• _Directions_
Pick out the lines below that contain the string "image" and copy them all.

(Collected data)
====

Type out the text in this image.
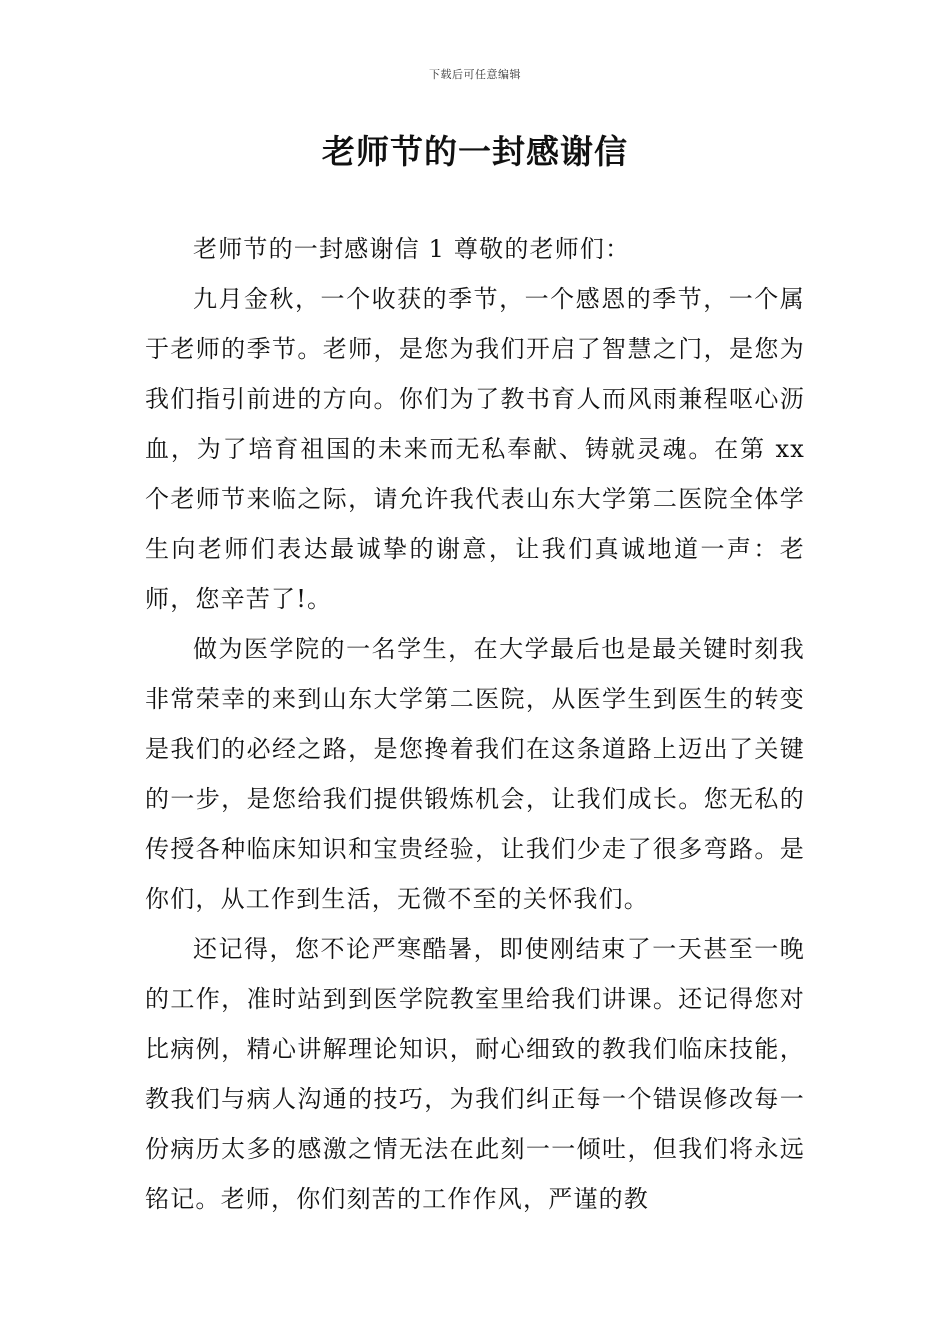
下载后可任意编辑
老师节的一封感谢信

老师节的一封感谢信 1 尊敬的老师们：

九月金秋，一个收获的季节，一个感恩的季节，一个属于老师的季节。老师，是您为我们开启了智慧之门，是您为我们指引前进的方向。你们为了教书育人而风雨兼程呕心沥血，为了培育祖国的未来而无私奉献、铸就灵魂。在第 xx 个老师节来临之际，请允许我代表山东大学第二医院全体学生向老师们表达最诚挚的谢意，让我们真诚地道一声：老师，您辛苦了!。

做为医学院的一名学生，在大学最后也是最关键时刻我非常荣幸的来到山东大学第二医院，从医学生到医生的转变是我们的必经之路，是您搀着我们在这条道路上迈出了关键的一步，是您给我们提供锻炼机会，让我们成长。您无私的传授各种临床知识和宝贵经验，让我们少走了很多弯路。是你们，从工作到生活，无微不至的关怀我们。

还记得，您不论严寒酷暑，即使刚结束了一天甚至一晚的工作，准时站到到医学院教室里给我们讲课。还记得您对比病例，精心讲解理论知识，耐心细致的教我们临床技能，教我们与病人沟通的技巧，为我们纠正每一个错误修改每一份病历太多的感激之情无法在此刻一一倾吐，但我们将永远铭记。老师，你们刻苦的工作作风，严谨的教
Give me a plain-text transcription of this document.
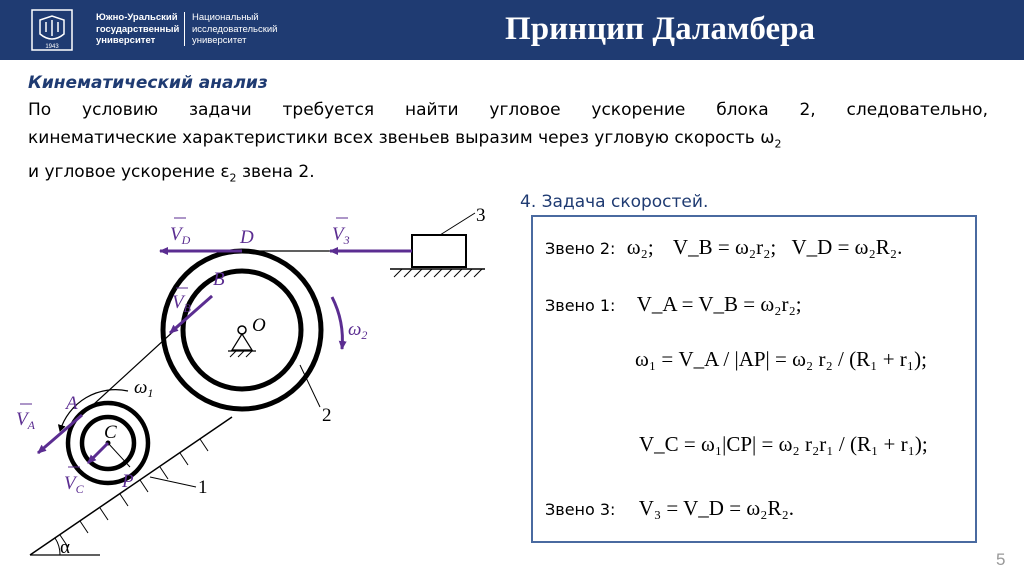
1943
Южно-Уральский
государственный
университет
Национальный
исследовательский
университет	Принцип Даламбера
Кинематический анализ
По условию задачи требуется найти угловое ускорение блока 2, следовательно,
кинематические характеристики всех звеньев выразим через угловую скорость $\omega_2$
и угловое ускорение $\varepsilon_2$ звена 2.
4. Задача скоростей.
$V_D$	D	$V_3$
B
$V_B$
$\omega_2$
A
$V_A$
$V_C$ P
O
C
$\omega_1$
3
2
1
α
Звено 2: ω₂; V_B = ω₂r₂; V_D = ω₂R₂.
Звено 1: V_A = V_B = ω₂r₂;
ω₁ = V_A / |AP| = ω₂ r₂ / (R₁ + r₁);
V_C = ω₁|CP| = ω₂ r₂r₁ / (R₁ + r₁);
Звено 3: V₃ = V_D = ω₂R₂.
5
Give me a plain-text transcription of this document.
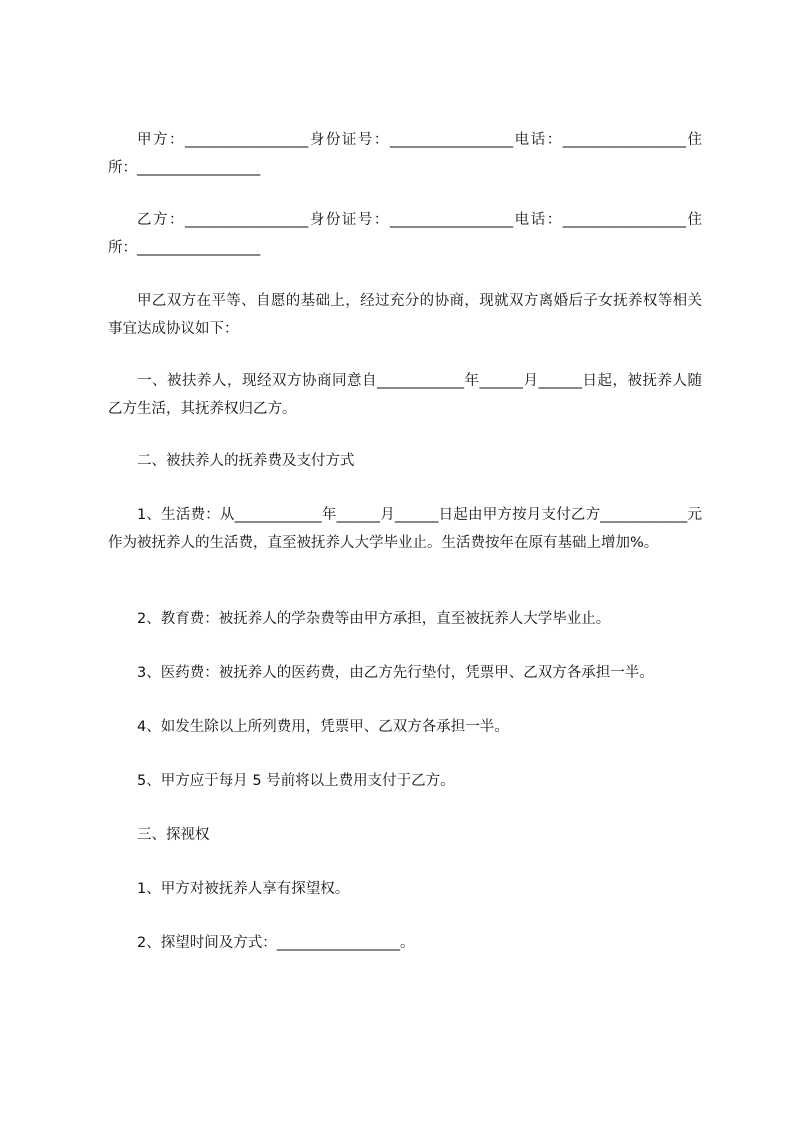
甲方：_________________身份证号：_________________电话：_________________住所：_________________

乙方：_________________身份证号：_________________电话：_________________住所：_________________

甲乙双方在平等、自愿的基础上，经过充分的协商，现就双方离婚后子女抚养权等相关事宜达成协议如下：

一、被扶养人，现经双方协商同意自____________年______月______日起，被抚养人随乙方生活，其抚养权归乙方。

二、被扶养人的抚养费及支付方式

1、生活费：从____________年______月______日起由甲方按月支付乙方____________元作为被抚养人的生活费，直至被抚养人大学毕业止。生活费按年在原有基础上增加%。

2、教育费：被抚养人的学杂费等由甲方承担，直至被抚养人大学毕业止。

3、医药费：被抚养人的医药费，由乙方先行垫付，凭票甲、乙双方各承担一半。

4、如发生除以上所列费用，凭票甲、乙双方各承担一半。

5、甲方应于每月 5 号前将以上费用支付于乙方。

三、探视权

1、甲方对被抚养人享有探望权。

2、探望时间及方式：_________________。
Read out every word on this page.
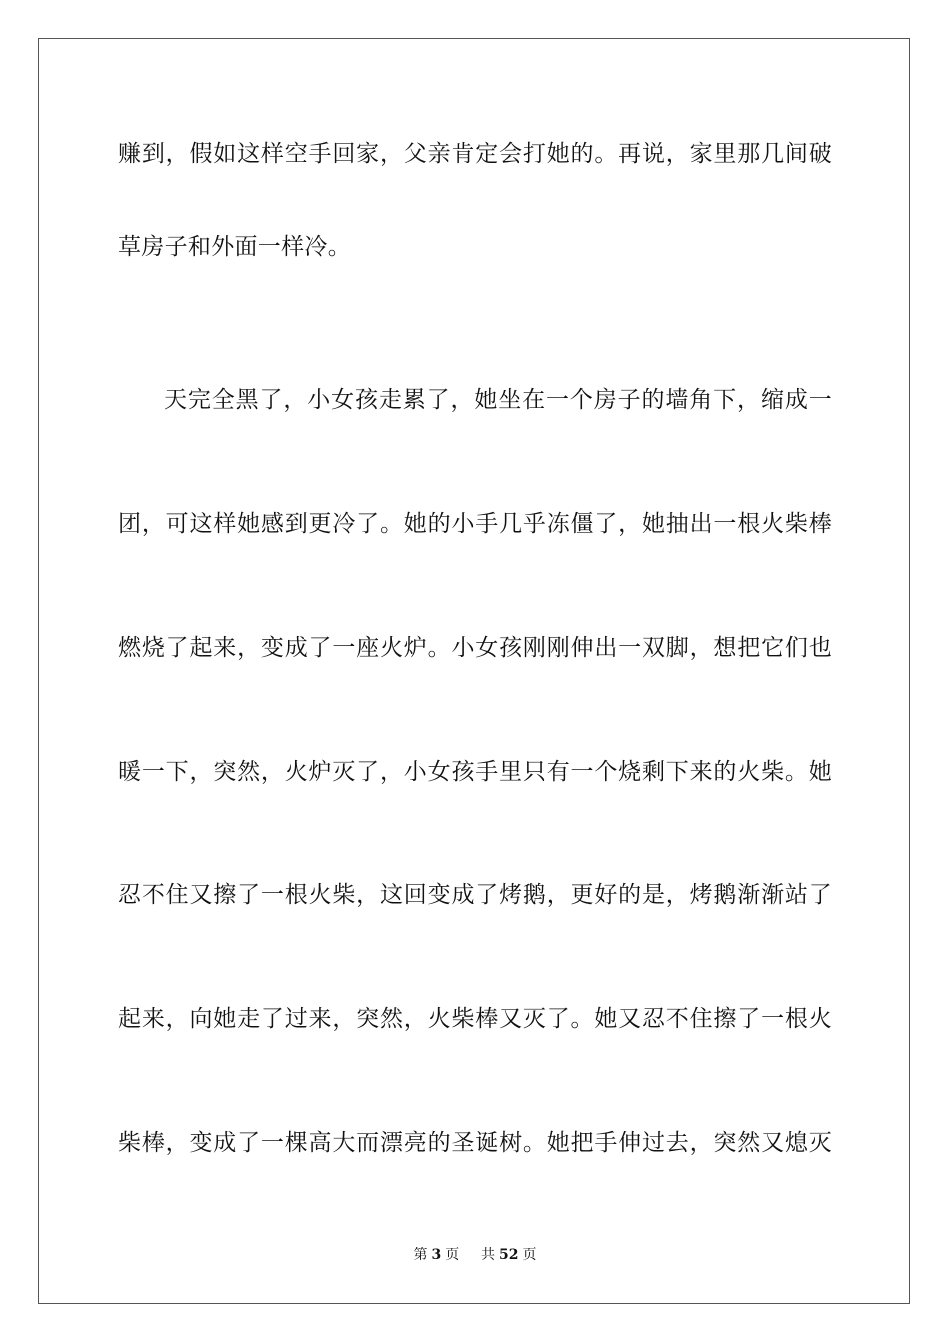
赚到，假如这样空手回家，父亲肯定会打她的。再说，家里那几间破
草房子和外面一样冷。
天完全黑了，小女孩走累了，她坐在一个房子的墙角下，缩成一
团，可这样她感到更冷了。她的小手几乎冻僵了，她抽出一根火柴棒
燃烧了起来，变成了一座火炉。小女孩刚刚伸出一双脚，想把它们也
暖一下，突然，火炉灭了，小女孩手里只有一个烧剩下来的火柴。她
忍不住又擦了一根火柴，这回变成了烤鹅，更好的是，烤鹅渐渐站了
起来，向她走了过来，突然，火柴棒又灭了。她又忍不住擦了一根火
柴棒，变成了一棵高大而漂亮的圣诞树。她把手伸过去，突然又熄灭
第 3 页 共 52 页
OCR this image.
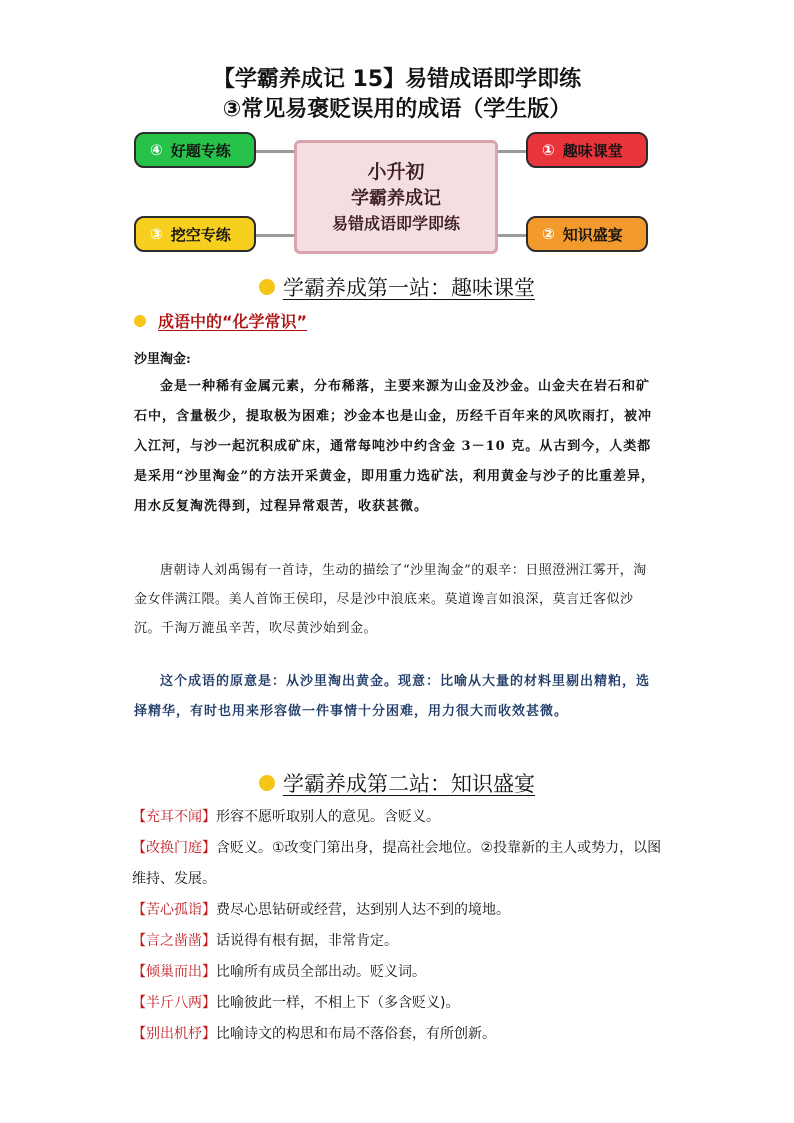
【学霸养成记 15】易错成语即学即练
③常见易褒贬误用的成语（学生版）
④ 好题专练
③ 挖空专练
① 趣味课堂
② 知识盛宴
小升初
学霸养成记
易错成语即学即练
学霸养成第一站：趣味课堂
成语中的“化学常识”
沙里淘金:
金是一种稀有金属元素，分布稀落，主要来源为山金及沙金。山金夫在岩石和矿石中，含量极少，提取极为困难；沙金本也是山金，历经千百年来的风吹雨打，被冲入江河，与沙一起沉积成矿床，通常每吨沙中约含金 3－10 克。从古到今，人类都是采用“沙里淘金”的方法开采黄金，即用重力选矿法，利用黄金与沙子的比重差异，用水反复淘洗得到，过程异常艰苦，收获甚微。
唐朝诗人刘禹锡有一首诗，生动的描绘了“沙里淘金”的艰辛：日照澄洲江雾开，淘金女伴满江隈。美人首饰王侯印，尽是沙中浪底来。莫道谗言如浪深，莫言迁客似沙沉。千淘万漉虽辛苦，吹尽黄沙始到金。
这个成语的原意是：从沙里淘出黄金。现意：比喻从大量的材料里剔出精粕，选择精华，有时也用来形容做一件事情十分困难，用力很大而收效甚微。
学霸养成第二站：知识盛宴

【充耳不闻】形容不愿听取别人的意见。含贬义。

【改换门庭】含贬义。①改变门第出身，提高社会地位。②投靠新的主人或势力，以图维持、发展。

【苦心孤诣】费尽心思钻研或经营，达到别人达不到的境地。

【言之凿凿】话说得有根有据，非常肯定。

【倾巢而出】比喻所有成员全部出动。贬义词。

【半斤八两】比喻彼此一样，不相上下（多含贬义)。

【别出机杼】比喻诗文的构思和布局不落俗套，有所创新。
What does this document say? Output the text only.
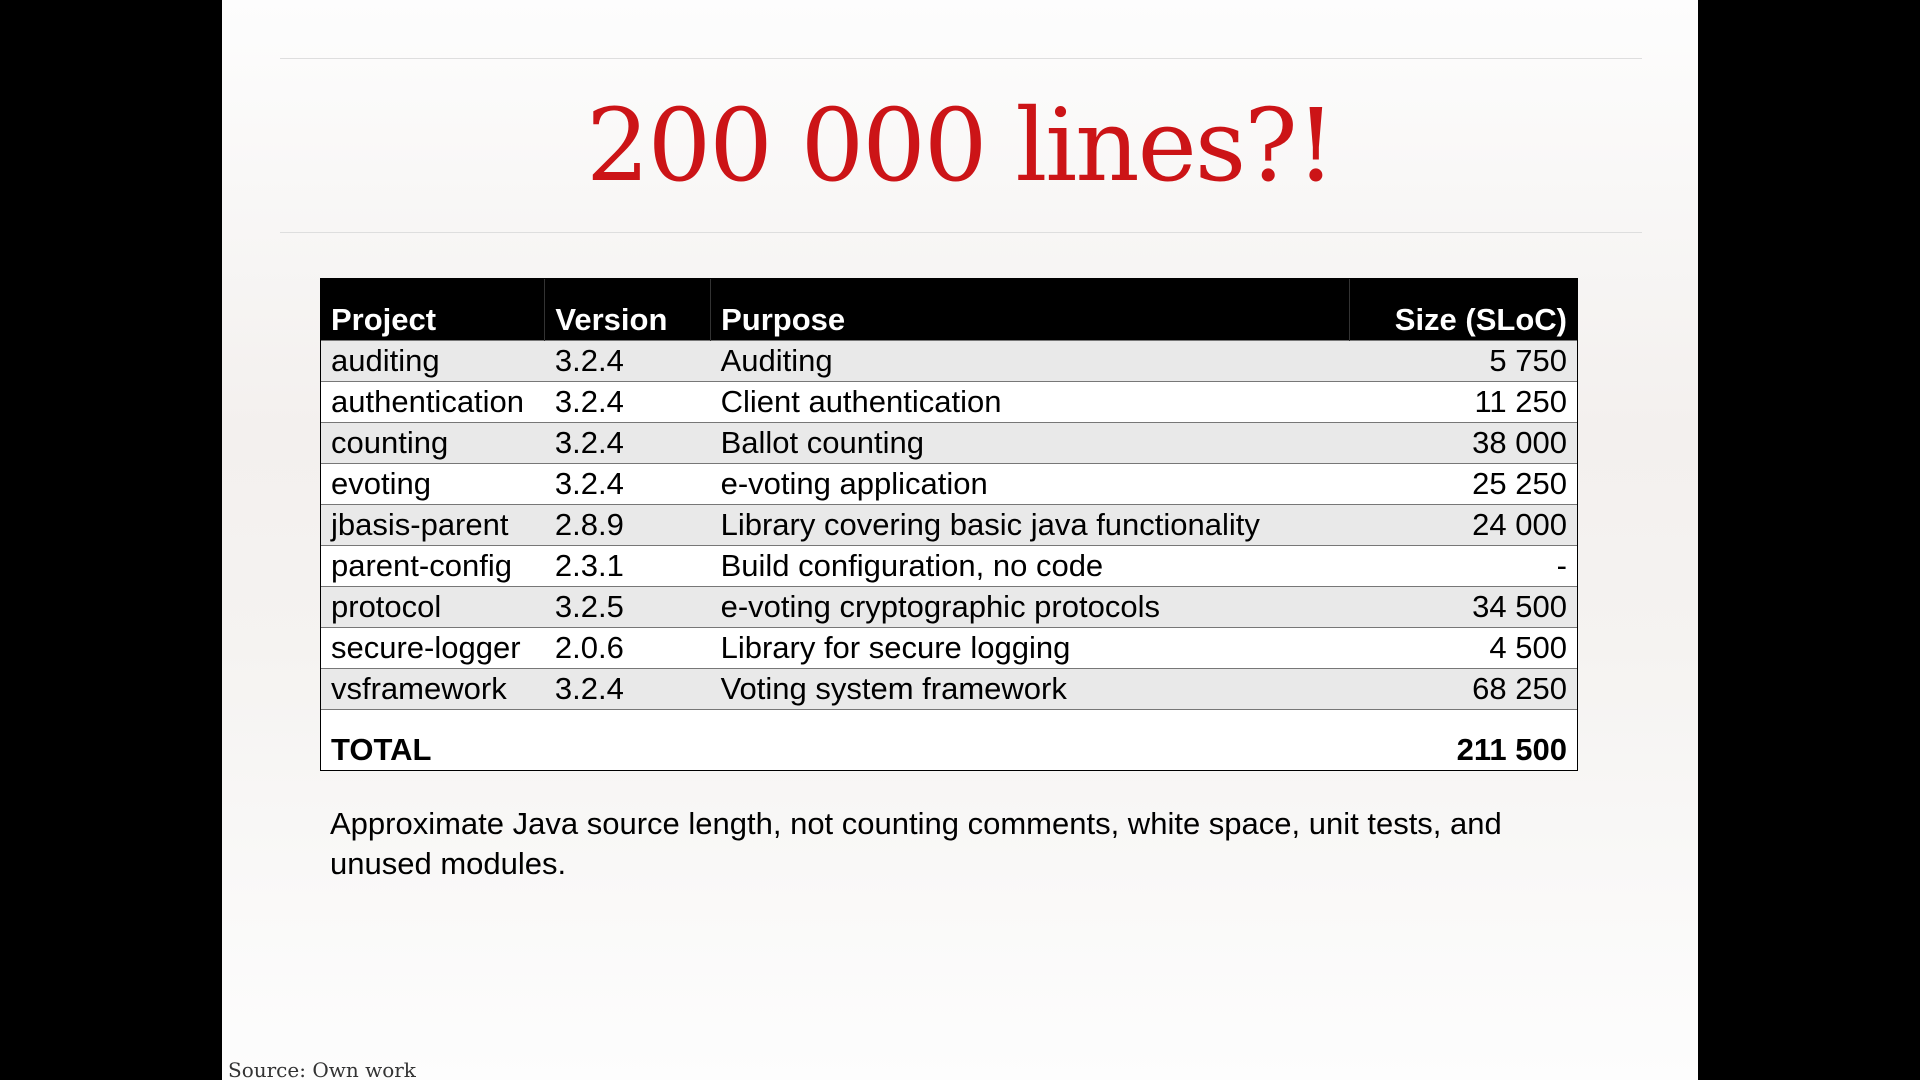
200 000 lines?!
Project	Version	Purpose	Size (SLoC)
auditing	3.2.4	Auditing	5 750
authentication	3.2.4	Client authentication	11 250
counting	3.2.4	Ballot counting	38 000
evoting	3.2.4	e-voting application	25 250
jbasis-parent	2.8.9	Library covering basic java functionality	24 000
parent-config	2.3.1	Build configuration, no code	-
protocol	3.2.5	e-voting cryptographic protocols	34 500
secure-logger	2.0.6	Library for secure logging	4 500
vsframework	3.2.4	Voting system framework	68 250
TOTAL			211 500
Approximate Java source length, not counting comments, white space, unit tests, and unused modules.
Source: Own work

====

• _Written solution_
Type out the text in this image.
OCR this image.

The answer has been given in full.